* **TASK DESCRIPTION**
Without the pictures, give the entries below again exactly as written.

* **THE DATA**
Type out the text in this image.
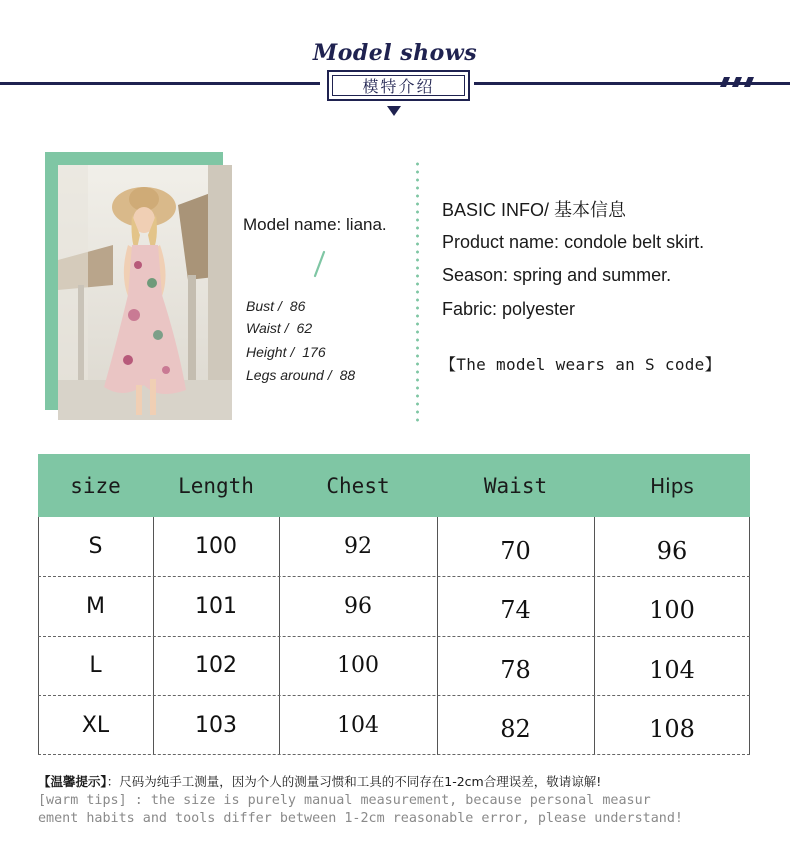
Model shows
模特介绍
Model name: liana.
Bust / 86
Waist / 62
Height / 176
Legs around / 88
BASIC INFO/ 基本信息
Product name: condole belt skirt.
Season: spring and summer.
Fabric: polyester
【The model wears an S code】
size	Length	Chest	Waist	Hips
S	100	92	70	96
M	101	96	74	100
L	102	100	78	104
XL	103	104	82	108
【温馨提示】：尺码为纯手工测量，因为个人的测量习惯和工具的不同存在1-2cm合理误差，敬请谅解!
[warm tips] : the size is purely manual measurement, because personal measur
ement habits and tools differ between 1-2cm reasonable error, please understand!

* **SOLUTION FOR THIS EXERCISE**
Type out the text in this image.
Model shows
模特介绍
Model name: liana.
Bust / 86
Waist / 62
Height / 176
Legs around / 88
BASIC INFO/ 基本信息
Product name: condole belt skirt.
Season: spring and summer.
Fabric: polyester
【The model wears an S code】
size	Length	Chest	Waist	Hips
S	100	92	70	96
M	101	96	74	100
L	102	100	78	104
XL	103	104	82	108
【温馨提示】：尺码为纯手工测量，因为个人的测量习惯和工具的不同存在1-2cm合理误差，敬请谅解!
[warm tips] : the size is purely manual measurement, because personal measur
ement habits and tools differ between 1-2cm reasonable error, please understand!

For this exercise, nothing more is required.